§ GIVEN INFORMATION:
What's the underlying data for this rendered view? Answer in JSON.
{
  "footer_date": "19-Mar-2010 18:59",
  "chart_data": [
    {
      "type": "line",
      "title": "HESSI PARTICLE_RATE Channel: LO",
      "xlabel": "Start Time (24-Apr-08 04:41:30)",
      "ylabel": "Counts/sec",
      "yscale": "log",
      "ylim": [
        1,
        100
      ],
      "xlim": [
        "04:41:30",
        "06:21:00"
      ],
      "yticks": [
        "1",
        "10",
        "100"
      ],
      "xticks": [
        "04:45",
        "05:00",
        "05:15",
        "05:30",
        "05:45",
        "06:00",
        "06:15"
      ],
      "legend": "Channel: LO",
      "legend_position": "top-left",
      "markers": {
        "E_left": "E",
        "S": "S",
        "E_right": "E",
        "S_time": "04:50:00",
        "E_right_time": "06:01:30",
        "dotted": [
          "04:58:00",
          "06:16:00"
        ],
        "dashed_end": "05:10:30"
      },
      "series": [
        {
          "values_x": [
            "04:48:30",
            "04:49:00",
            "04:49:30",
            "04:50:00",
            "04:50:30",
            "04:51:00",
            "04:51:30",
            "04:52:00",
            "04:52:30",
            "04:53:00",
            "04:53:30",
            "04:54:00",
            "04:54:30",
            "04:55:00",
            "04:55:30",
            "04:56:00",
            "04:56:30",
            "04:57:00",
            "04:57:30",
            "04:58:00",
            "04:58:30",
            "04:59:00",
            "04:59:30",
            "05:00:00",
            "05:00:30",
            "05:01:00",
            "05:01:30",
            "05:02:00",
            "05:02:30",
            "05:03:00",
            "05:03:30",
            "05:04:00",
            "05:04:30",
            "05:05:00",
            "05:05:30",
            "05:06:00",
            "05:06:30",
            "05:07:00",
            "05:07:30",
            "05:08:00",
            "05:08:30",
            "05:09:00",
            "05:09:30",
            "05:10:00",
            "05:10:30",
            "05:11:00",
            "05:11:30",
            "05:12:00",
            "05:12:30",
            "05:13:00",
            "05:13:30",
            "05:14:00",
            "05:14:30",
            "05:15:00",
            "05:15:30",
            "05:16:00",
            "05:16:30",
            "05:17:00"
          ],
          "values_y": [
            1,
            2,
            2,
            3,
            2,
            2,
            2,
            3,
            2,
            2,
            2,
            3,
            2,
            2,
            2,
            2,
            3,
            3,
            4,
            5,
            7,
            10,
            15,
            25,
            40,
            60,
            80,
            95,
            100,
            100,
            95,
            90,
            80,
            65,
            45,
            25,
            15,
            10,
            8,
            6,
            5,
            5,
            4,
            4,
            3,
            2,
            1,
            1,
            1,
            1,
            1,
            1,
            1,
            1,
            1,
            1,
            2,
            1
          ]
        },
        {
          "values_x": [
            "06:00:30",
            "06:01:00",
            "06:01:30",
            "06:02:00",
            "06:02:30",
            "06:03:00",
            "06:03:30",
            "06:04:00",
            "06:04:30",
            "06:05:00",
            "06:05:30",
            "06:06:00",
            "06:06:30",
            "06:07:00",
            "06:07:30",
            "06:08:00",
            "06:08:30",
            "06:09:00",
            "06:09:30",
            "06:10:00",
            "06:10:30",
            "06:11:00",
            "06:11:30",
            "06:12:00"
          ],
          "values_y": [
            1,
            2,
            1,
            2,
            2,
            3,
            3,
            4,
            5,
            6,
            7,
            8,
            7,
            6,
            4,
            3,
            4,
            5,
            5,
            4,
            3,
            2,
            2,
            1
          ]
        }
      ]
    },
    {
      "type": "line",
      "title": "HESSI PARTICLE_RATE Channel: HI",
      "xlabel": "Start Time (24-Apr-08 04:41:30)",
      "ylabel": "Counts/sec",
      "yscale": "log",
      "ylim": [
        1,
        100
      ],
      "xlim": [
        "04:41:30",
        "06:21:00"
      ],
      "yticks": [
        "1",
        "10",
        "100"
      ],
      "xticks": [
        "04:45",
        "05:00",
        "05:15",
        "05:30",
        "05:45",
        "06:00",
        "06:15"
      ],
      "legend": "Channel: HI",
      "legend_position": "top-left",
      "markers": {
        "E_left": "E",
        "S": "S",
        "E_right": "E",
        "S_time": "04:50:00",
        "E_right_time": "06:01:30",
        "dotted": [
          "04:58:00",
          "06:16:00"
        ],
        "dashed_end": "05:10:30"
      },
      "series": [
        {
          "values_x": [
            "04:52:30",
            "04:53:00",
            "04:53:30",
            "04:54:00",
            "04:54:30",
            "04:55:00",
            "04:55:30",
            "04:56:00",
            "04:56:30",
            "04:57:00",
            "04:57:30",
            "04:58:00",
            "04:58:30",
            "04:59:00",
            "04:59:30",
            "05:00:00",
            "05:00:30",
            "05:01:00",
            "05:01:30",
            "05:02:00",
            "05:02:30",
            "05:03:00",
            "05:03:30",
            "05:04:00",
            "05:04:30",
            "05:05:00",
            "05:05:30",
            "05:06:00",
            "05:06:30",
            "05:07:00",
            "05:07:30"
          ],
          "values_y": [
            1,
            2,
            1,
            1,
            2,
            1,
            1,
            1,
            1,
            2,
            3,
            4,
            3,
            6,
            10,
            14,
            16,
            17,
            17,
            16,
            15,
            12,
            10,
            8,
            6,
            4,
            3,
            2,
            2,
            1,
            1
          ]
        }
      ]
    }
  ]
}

§ YOUR INSTRUCTIONS:
Type the material above out again, exactly.

§ ANSWER TO THIS EXERCISE:
What's the underlying data for this rendered view? Answer in JSON.
{
  "footer_date": "19-Mar-2010 18:59",
  "chart_data": [
    {
      "type": "line",
      "title": "HESSI PARTICLE_RATE Channel: LO",
      "xlabel": "Start Time (24-Apr-08 04:41:30)",
      "ylabel": "Counts/sec",
      "yscale": "log",
      "ylim": [
        1,
        100
      ],
      "xlim": [
        "04:41:30",
        "06:21:00"
      ],
      "yticks": [
        "1",
        "10",
        "100"
      ],
      "xticks": [
        "04:45",
        "05:00",
        "05:15",
        "05:30",
        "05:45",
        "06:00",
        "06:15"
      ],
      "legend": "Channel: LO",
      "legend_position": "top-left",
      "markers": {
        "E_left": "E",
        "S": "S",
        "E_right": "E",
        "S_time": "04:50:00",
        "E_right_time": "06:01:30",
        "dotted": [
          "04:58:00",
          "06:16:00"
        ],
        "dashed_end": "05:10:30"
      },
      "series": [
        {
          "values_x": [
            "04:48:30",
            "04:49:00",
            "04:49:30",
            "04:50:00",
            "04:50:30",
            "04:51:00",
            "04:51:30",
            "04:52:00",
            "04:52:30",
            "04:53:00",
            "04:53:30",
            "04:54:00",
            "04:54:30",
            "04:55:00",
            "04:55:30",
            "04:56:00",
            "04:56:30",
            "04:57:00",
            "04:57:30",
            "04:58:00",
            "04:58:30",
            "04:59:00",
            "04:59:30",
            "05:00:00",
            "05:00:30",
            "05:01:00",
            "05:01:30",
            "05:02:00",
            "05:02:30",
            "05:03:00",
            "05:03:30",
            "05:04:00",
            "05:04:30",
            "05:05:00",
            "05:05:30",
            "05:06:00",
            "05:06:30",
            "05:07:00",
            "05:07:30",
            "05:08:00",
            "05:08:30",
            "05:09:00",
            "05:09:30",
            "05:10:00",
            "05:10:30",
            "05:11:00",
            "05:11:30",
            "05:12:00",
            "05:12:30",
            "05:13:00",
            "05:13:30",
            "05:14:00",
            "05:14:30",
            "05:15:00",
            "05:15:30",
            "05:16:00",
            "05:16:30",
            "05:17:00"
          ],
          "values_y": [
            1,
            2,
            2,
            3,
            2,
            2,
            2,
            3,
            2,
            2,
            2,
            3,
            2,
            2,
            2,
            2,
            3,
            3,
            4,
            5,
            7,
            10,
            15,
            25,
            40,
            60,
            80,
            95,
            100,
            100,
            95,
            90,
            80,
            65,
            45,
            25,
            15,
            10,
            8,
            6,
            5,
            5,
            4,
            4,
            3,
            2,
            1,
            1,
            1,
            1,
            1,
            1,
            1,
            1,
            1,
            1,
            2,
            1
          ]
        },
        {
          "values_x": [
            "06:00:30",
            "06:01:00",
            "06:01:30",
            "06:02:00",
            "06:02:30",
            "06:03:00",
            "06:03:30",
            "06:04:00",
            "06:04:30",
            "06:05:00",
            "06:05:30",
            "06:06:00",
            "06:06:30",
            "06:07:00",
            "06:07:30",
            "06:08:00",
            "06:08:30",
            "06:09:00",
            "06:09:30",
            "06:10:00",
            "06:10:30",
            "06:11:00",
            "06:11:30",
            "06:12:00"
          ],
          "values_y": [
            1,
            2,
            1,
            2,
            2,
            3,
            3,
            4,
            5,
            6,
            7,
            8,
            7,
            6,
            4,
            3,
            4,
            5,
            5,
            4,
            3,
            2,
            2,
            1
          ]
        }
      ]
    },
    {
      "type": "line",
      "title": "HESSI PARTICLE_RATE Channel: HI",
      "xlabel": "Start Time (24-Apr-08 04:41:30)",
      "ylabel": "Counts/sec",
      "yscale": "log",
      "ylim": [
        1,
        100
      ],
      "xlim": [
        "04:41:30",
        "06:21:00"
      ],
      "yticks": [
        "1",
        "10",
        "100"
      ],
      "xticks": [
        "04:45",
        "05:00",
        "05:15",
        "05:30",
        "05:45",
        "06:00",
        "06:15"
      ],
      "legend": "Channel: HI",
      "legend_position": "top-left",
      "markers": {
        "E_left": "E",
        "S": "S",
        "E_right": "E",
        "S_time": "04:50:00",
        "E_right_time": "06:01:30",
        "dotted": [
          "04:58:00",
          "06:16:00"
        ],
        "dashed_end": "05:10:30"
      },
      "series": [
        {
          "values_x": [
            "04:52:30",
            "04:53:00",
            "04:53:30",
            "04:54:00",
            "04:54:30",
            "04:55:00",
            "04:55:30",
            "04:56:00",
            "04:56:30",
            "04:57:00",
            "04:57:30",
            "04:58:00",
            "04:58:30",
            "04:59:00",
            "04:59:30",
            "05:00:00",
            "05:00:30",
            "05:01:00",
            "05:01:30",
            "05:02:00",
            "05:02:30",
            "05:03:00",
            "05:03:30",
            "05:04:00",
            "05:04:30",
            "05:05:00",
            "05:05:30",
            "05:06:00",
            "05:06:30",
            "05:07:00",
            "05:07:30"
          ],
          "values_y": [
            1,
            2,
            1,
            1,
            2,
            1,
            1,
            1,
            1,
            2,
            3,
            4,
            3,
            6,
            10,
            14,
            16,
            17,
            17,
            16,
            15,
            12,
            10,
            8,
            6,
            4,
            3,
            2,
            2,
            1,
            1
          ]
        }
      ]
    }
  ]
}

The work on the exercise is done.